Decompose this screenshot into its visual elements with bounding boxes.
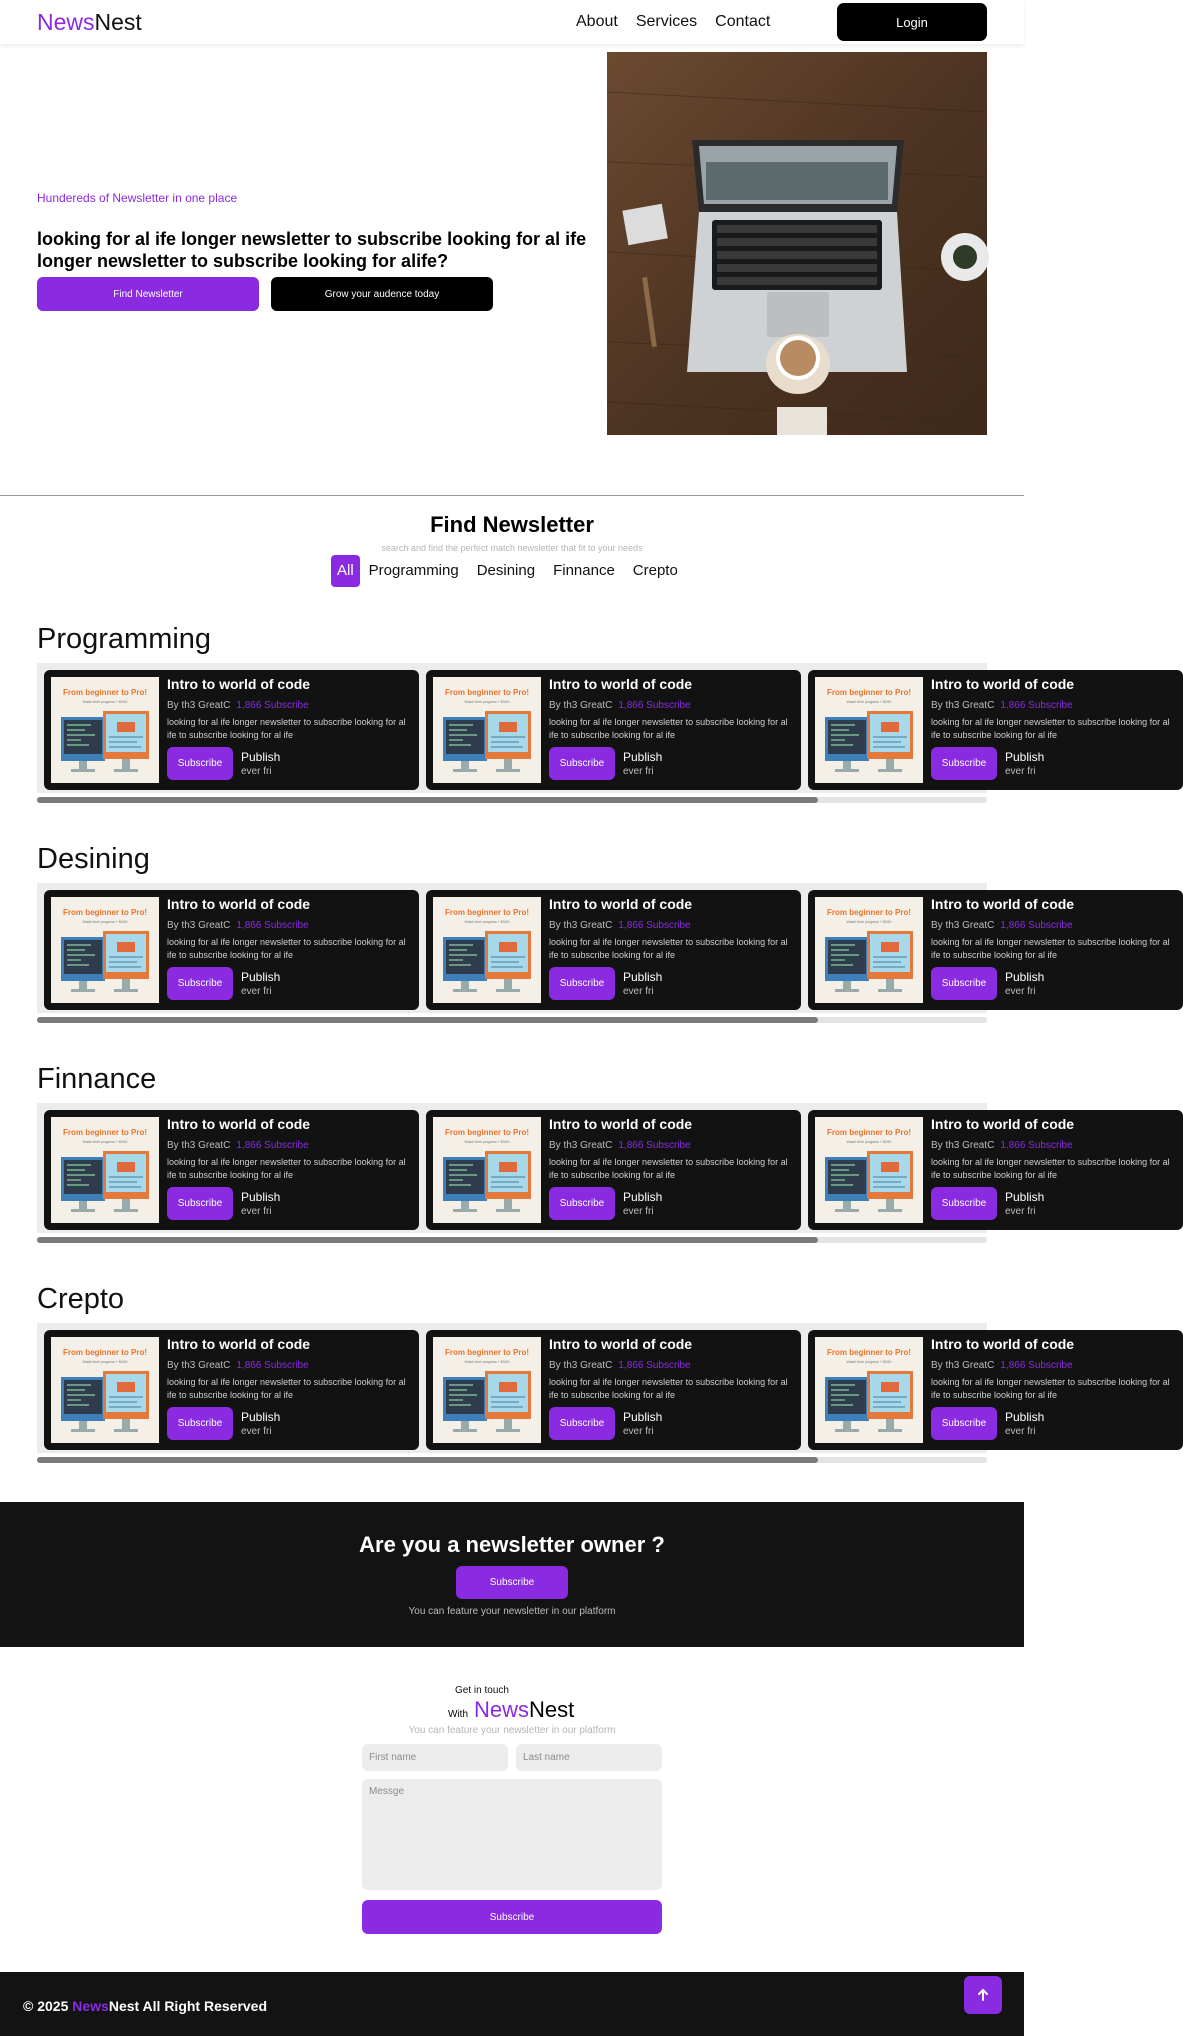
card-subscribe-button[interactable]: Subscribe: [931, 967, 997, 1000]
card-publish-label: Publish: [241, 750, 281, 764]
section-divider: [0, 495, 1024, 496]
newsletter-thumbnail: [51, 1117, 159, 1223]
newsletter-thumbnail: [815, 897, 923, 1003]
thumb-sub: Watch their progress + 80/40: [82, 920, 128, 924]
category-title: Programming: [37, 623, 212, 655]
newsletter-card[interactable]: [808, 670, 1183, 790]
card-publish-label: Publish: [623, 970, 663, 984]
card-publish-label: Publish: [241, 970, 281, 984]
card-subscribe-button[interactable]: Subscribe: [549, 1407, 615, 1440]
category-title: Crepto: [37, 1283, 125, 1315]
card-frequency: ever fri: [623, 1206, 654, 1217]
grow-audience-button[interactable]: Grow your audence today: [271, 277, 493, 311]
card-subscribe-button[interactable]: Subscribe: [167, 747, 233, 780]
owner-title: Are you a newsletter owner ?: [359, 1532, 665, 1557]
filter-crepto[interactable]: Crepto: [632, 562, 678, 579]
thumb-heading: From beginner to Pro!: [63, 688, 147, 697]
login-button[interactable]: Login: [837, 3, 987, 41]
carousel-scrollbar[interactable]: [37, 1017, 987, 1023]
card-title: Intro to world of code: [167, 676, 311, 692]
newsletter-card[interactable]: [808, 890, 1183, 1010]
hero-laptop-image: [607, 52, 987, 435]
card-description: looking for al ife longer newsletter to subscribe looking for al ife to subscribe looking for al ife: [549, 1157, 788, 1180]
card-subscribe-button[interactable]: Subscribe: [549, 747, 615, 780]
card-frequency: ever fri: [1005, 766, 1036, 777]
card-title: Intro to world of code: [931, 676, 1075, 692]
logo-news: News: [37, 9, 95, 35]
contact-subscribe-button[interactable]: Subscribe: [362, 1900, 662, 1934]
card-byline: [549, 1140, 691, 1151]
card-publish-label: Publish: [241, 1410, 281, 1424]
newsletter-carousel[interactable]: [37, 663, 1170, 793]
card-description: looking for al ife longer newsletter to subscribe looking for al ife to subscribe looking for al ife: [931, 1157, 1170, 1180]
thumb-heading: From beginner to Pro!: [63, 908, 147, 917]
card-frequency: ever fri: [1005, 1206, 1036, 1217]
card-frequency: ever fri: [241, 986, 272, 997]
logo[interactable]: [37, 9, 142, 36]
carousel-scrollbar[interactable]: [37, 1237, 987, 1243]
thumb-heading: From beginner to Pro!: [445, 1128, 529, 1137]
card-frequency: ever fri: [241, 766, 272, 777]
card-publish-label: Publish: [1005, 1410, 1045, 1424]
category-title: Desining: [37, 843, 150, 875]
card-frequency: ever fri: [623, 766, 654, 777]
nav-links: [576, 13, 770, 31]
with-label: With: [448, 1709, 468, 1720]
newsletter-carousel[interactable]: [37, 1103, 1170, 1233]
card-description: looking for al ife longer newsletter to subscribe looking for al ife to subscribe looking for al ife: [167, 717, 406, 740]
newsletter-thumbnail: [433, 897, 541, 1003]
carousel-scrollbar[interactable]: [37, 797, 987, 803]
category-desining: [0, 843, 1170, 1033]
filter-all[interactable]: All: [331, 555, 360, 587]
newsletter-card[interactable]: [426, 1110, 801, 1230]
card-author: By th3 GreatC: [549, 700, 613, 711]
thumb-sub: Watch their progress + 80/40: [846, 920, 892, 924]
newsletter-carousel[interactable]: [37, 1323, 1170, 1453]
thumb-heading: From beginner to Pro!: [445, 1348, 529, 1357]
owner-subscribe-button[interactable]: Subscribe: [456, 1566, 568, 1599]
newsletter-card[interactable]: [808, 1330, 1183, 1450]
thumb-sub: Watch their progress + 80/40: [82, 700, 128, 704]
card-author: By th3 GreatC: [167, 1360, 231, 1371]
card-publish-label: Publish: [623, 750, 663, 764]
arrow-up-icon: [976, 1988, 990, 2002]
thumb-sub: Watch their progress + 80/40: [846, 1360, 892, 1364]
newsletter-thumbnail: [815, 677, 923, 783]
thumb-heading: From beginner to Pro!: [827, 688, 911, 697]
newsletter-thumbnail: [51, 1337, 159, 1443]
category-crepto: [0, 1283, 1170, 1473]
card-description: looking for al ife longer newsletter to subscribe looking for al ife to subscribe looking for al ife: [549, 717, 788, 740]
card-subscribe-button[interactable]: Subscribe: [549, 967, 615, 1000]
card-frequency: ever fri: [1005, 1426, 1036, 1437]
thumb-sub: Watch their progress + 80/40: [464, 920, 510, 924]
card-description: looking for al ife longer newsletter to subscribe looking for al ife to subscribe looking for al ife: [167, 1377, 406, 1400]
newsletter-thumbnail: [815, 1337, 923, 1443]
card-author: By th3 GreatC: [931, 1140, 995, 1151]
card-subscribe-button[interactable]: Subscribe: [167, 1407, 233, 1440]
card-title: Intro to world of code: [167, 1336, 311, 1352]
card-subscriber-count: 1,866 Subscribe: [236, 700, 309, 711]
card-subscribe-button[interactable]: Subscribe: [931, 1407, 997, 1440]
newsletter-card[interactable]: [44, 890, 419, 1010]
thumb-heading: From beginner to Pro!: [63, 1128, 147, 1137]
card-title: Intro to world of code: [931, 1116, 1075, 1132]
card-subscriber-count: 1,866 Subscribe: [236, 920, 309, 931]
carousel-scrollbar[interactable]: [37, 1457, 987, 1463]
category-title: Finnance: [37, 1063, 157, 1095]
first-name-field[interactable]: [362, 1744, 508, 1771]
card-subscriber-count: 1,866 Subscribe: [618, 1140, 691, 1151]
newsletter-card[interactable]: [426, 670, 801, 790]
card-publish-label: Publish: [1005, 750, 1045, 764]
newsletter-thumbnail: [51, 897, 159, 1003]
card-byline: [549, 920, 691, 931]
category-programming: [0, 623, 1170, 813]
contact-subtitle: You can feature your newsletter in our platform: [408, 1725, 616, 1736]
card-frequency: ever fri: [623, 986, 654, 997]
card-byline: [931, 920, 1073, 931]
card-subscriber-count: 1,866 Subscribe: [618, 1360, 691, 1371]
nav-link-services[interactable]: Services: [635, 13, 698, 30]
card-author: By th3 GreatC: [167, 700, 231, 711]
thumb-sub: Watch their progress + 80/40: [82, 1360, 128, 1364]
thumb-heading: From beginner to Pro!: [827, 1348, 911, 1357]
message-field[interactable]: [362, 1779, 662, 1890]
card-author: By th3 GreatC: [931, 920, 995, 931]
card-subscriber-count: 1,866 Subscribe: [1000, 1360, 1073, 1371]
card-subscriber-count: 1,866 Subscribe: [236, 1140, 309, 1151]
card-byline: [549, 1360, 691, 1371]
card-author: By th3 GreatC: [549, 920, 613, 931]
find-subtitle: search and find the perfect match newsletter that fit to your needs: [381, 543, 643, 553]
contact-brand-news: News: [474, 1697, 530, 1722]
owner-banner: [0, 1502, 1024, 1647]
contact-brand-row: [448, 1697, 574, 1723]
find-title: Find Newsletter: [430, 512, 594, 537]
newsletter-card[interactable]: [426, 1330, 801, 1450]
card-publish-label: Publish: [623, 1190, 663, 1204]
card-title: Intro to world of code: [549, 896, 693, 912]
thumb-sub: Watch their progress + 80/40: [464, 1360, 510, 1364]
card-publish-label: Publish: [623, 1410, 663, 1424]
card-byline: [931, 700, 1073, 711]
card-subscribe-button[interactable]: Subscribe: [167, 967, 233, 1000]
newsletter-card[interactable]: [44, 670, 419, 790]
contact-brand-nest: Nest: [529, 1697, 575, 1722]
hero-tagline: Hundereds of Newsletter in one place: [37, 191, 238, 205]
scrollbar-thumb[interactable]: [37, 1237, 818, 1243]
scrollbar-thumb[interactable]: [37, 797, 818, 803]
card-title: Intro to world of code: [549, 676, 693, 692]
thumb-sub: Watch their progress + 80/40: [464, 700, 510, 704]
category-filters: [331, 555, 687, 587]
newsletter-thumbnail: [433, 1337, 541, 1443]
card-description: looking for al ife longer newsletter to subscribe looking for al ife to subscribe looking for al ife: [167, 937, 406, 960]
scroll-top-button[interactable]: [964, 1976, 1002, 2014]
scrollbar-thumb[interactable]: [37, 1457, 818, 1463]
card-subscribe-button[interactable]: Subscribe: [931, 747, 997, 780]
card-publish-label: Publish: [1005, 1190, 1045, 1204]
thumb-sub: Watch their progress + 80/40: [82, 1140, 128, 1144]
card-frequency: ever fri: [1005, 986, 1036, 997]
card-title: Intro to world of code: [549, 1116, 693, 1132]
card-frequency: ever fri: [241, 1206, 272, 1217]
scrollbar-thumb[interactable]: [37, 1017, 818, 1023]
card-author: By th3 GreatC: [549, 1140, 613, 1151]
card-byline: [167, 1360, 309, 1371]
card-frequency: ever fri: [623, 1426, 654, 1437]
filter-desining[interactable]: Desining: [476, 562, 536, 579]
logo-nest: Nest: [94, 9, 142, 35]
card-byline: [549, 700, 691, 711]
card-byline: [167, 1140, 309, 1151]
card-byline: [167, 920, 309, 931]
copyright-suffix: Nest All Right Reserved: [108, 1998, 268, 2014]
card-author: By th3 GreatC: [167, 920, 231, 931]
copyright-brand-news: News: [72, 1998, 109, 2014]
card-title: Intro to world of code: [167, 1116, 311, 1132]
card-author: By th3 GreatC: [931, 700, 995, 711]
copyright-prefix: © 2025: [23, 1998, 73, 2014]
card-author: By th3 GreatC: [167, 1140, 231, 1151]
thumb-heading: From beginner to Pro!: [445, 688, 529, 697]
category-finnance: [0, 1063, 1170, 1253]
card-frequency: ever fri: [241, 1426, 272, 1437]
card-subscribe-button[interactable]: Subscribe: [549, 1187, 615, 1220]
card-subscriber-count: 1,866 Subscribe: [236, 1360, 309, 1371]
newsletter-card[interactable]: [44, 1110, 419, 1230]
contact-brand: [474, 1697, 574, 1723]
hero-title: looking for al ife longer newsletter to subscribe looking for al ife longer newsletter to subscribe looking for alife?: [37, 229, 587, 271]
card-subscribe-button[interactable]: Subscribe: [167, 1187, 233, 1220]
footer: [0, 1972, 1024, 2036]
card-title: Intro to world of code: [931, 1336, 1075, 1352]
thumb-sub: Watch their progress + 80/40: [846, 700, 892, 704]
newsletter-thumbnail: [433, 677, 541, 783]
nav-link-about[interactable]: About: [576, 13, 618, 30]
newsletter-thumbnail: [51, 677, 159, 783]
copyright: [23, 1998, 267, 2014]
card-subscriber-count: 1,866 Subscribe: [1000, 700, 1073, 711]
thumb-heading: From beginner to Pro!: [827, 908, 911, 917]
card-description: looking for al ife longer newsletter to subscribe looking for al ife to subscribe looking for al ife: [931, 717, 1170, 740]
card-description: looking for al ife longer newsletter to subscribe looking for al ife to subscribe looking for al ife: [549, 1377, 788, 1400]
card-title: Intro to world of code: [549, 1336, 693, 1352]
newsletter-card[interactable]: [44, 1330, 419, 1450]
card-subscriber-count: 1,866 Subscribe: [618, 700, 691, 711]
thumb-heading: From beginner to Pro!: [827, 1128, 911, 1137]
card-publish-label: Publish: [1005, 970, 1045, 984]
card-subscriber-count: 1,866 Subscribe: [618, 920, 691, 931]
find-newsletter-button[interactable]: Find Newsletter: [37, 277, 259, 311]
get-in-touch-label: Get in touch: [455, 1685, 509, 1696]
card-byline: [931, 1140, 1073, 1151]
newsletter-thumbnail: [433, 1117, 541, 1223]
thumb-heading: From beginner to Pro!: [63, 1348, 147, 1357]
thumb-sub: Watch their progress + 80/40: [464, 1140, 510, 1144]
top-nav: [0, 0, 1024, 44]
newsletter-card[interactable]: [808, 1110, 1183, 1230]
owner-subtitle: You can feature your newsletter in our platform: [408, 1606, 616, 1617]
card-subscriber-count: 1,866 Subscribe: [1000, 1140, 1073, 1151]
newsletter-card[interactable]: [426, 890, 801, 1010]
card-byline: [167, 700, 309, 711]
card-publish-label: Publish: [241, 1190, 281, 1204]
card-description: looking for al ife longer newsletter to subscribe looking for al ife to subscribe looking for al ife: [549, 937, 788, 960]
card-description: looking for al ife longer newsletter to subscribe looking for al ife to subscribe looking for al ife: [931, 937, 1170, 960]
card-subscriber-count: 1,866 Subscribe: [1000, 920, 1073, 931]
newsletter-thumbnail: [815, 1117, 923, 1223]
card-title: Intro to world of code: [931, 896, 1075, 912]
card-author: By th3 GreatC: [549, 1360, 613, 1371]
card-title: Intro to world of code: [167, 896, 311, 912]
thumb-heading: From beginner to Pro!: [445, 908, 529, 917]
card-author: By th3 GreatC: [931, 1360, 995, 1371]
card-subscribe-button[interactable]: Subscribe: [931, 1187, 997, 1220]
card-description: looking for al ife longer newsletter to subscribe looking for al ife to subscribe looking for al ife: [931, 1377, 1170, 1400]
last-name-field[interactable]: [516, 1744, 662, 1771]
newsletter-carousel[interactable]: [37, 883, 1170, 1013]
nav-link-contact[interactable]: Contact: [715, 13, 771, 30]
thumb-sub: Watch their progress + 80/40: [846, 1140, 892, 1144]
filter-finnance[interactable]: Finnance: [553, 562, 615, 579]
card-description: looking for al ife longer newsletter to subscribe looking for al ife to subscribe looking for al ife: [167, 1157, 406, 1180]
filter-programming[interactable]: Programming: [368, 562, 459, 579]
card-byline: [931, 1360, 1073, 1371]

========

■ Exercise prompt
Copy out the listing verbatim, from the line containing "967, 997, 1000]" to the line containing "card-publish-label: Publish: [241, 970, 281, 984]", including both of those lines.

■ Solution to this exercise
card-subscribe-button[interactable]: Subscribe: [931, 967, 997, 1000]
card-publish-label: Publish: [241, 750, 281, 764]
section-divider: [0, 495, 1024, 496]
newsletter-thumbnail: [51, 1117, 159, 1223]
newsletter-thumbnail: [815, 897, 923, 1003]
thumb-sub: Watch their progress + 80/40: [82, 920, 128, 924]
category-title: Programming: [37, 623, 212, 655]
newsletter-card[interactable]: [808, 670, 1183, 790]
card-publish-label: Publish: [623, 970, 663, 984]
card-publish-label: Publish: [241, 970, 281, 984]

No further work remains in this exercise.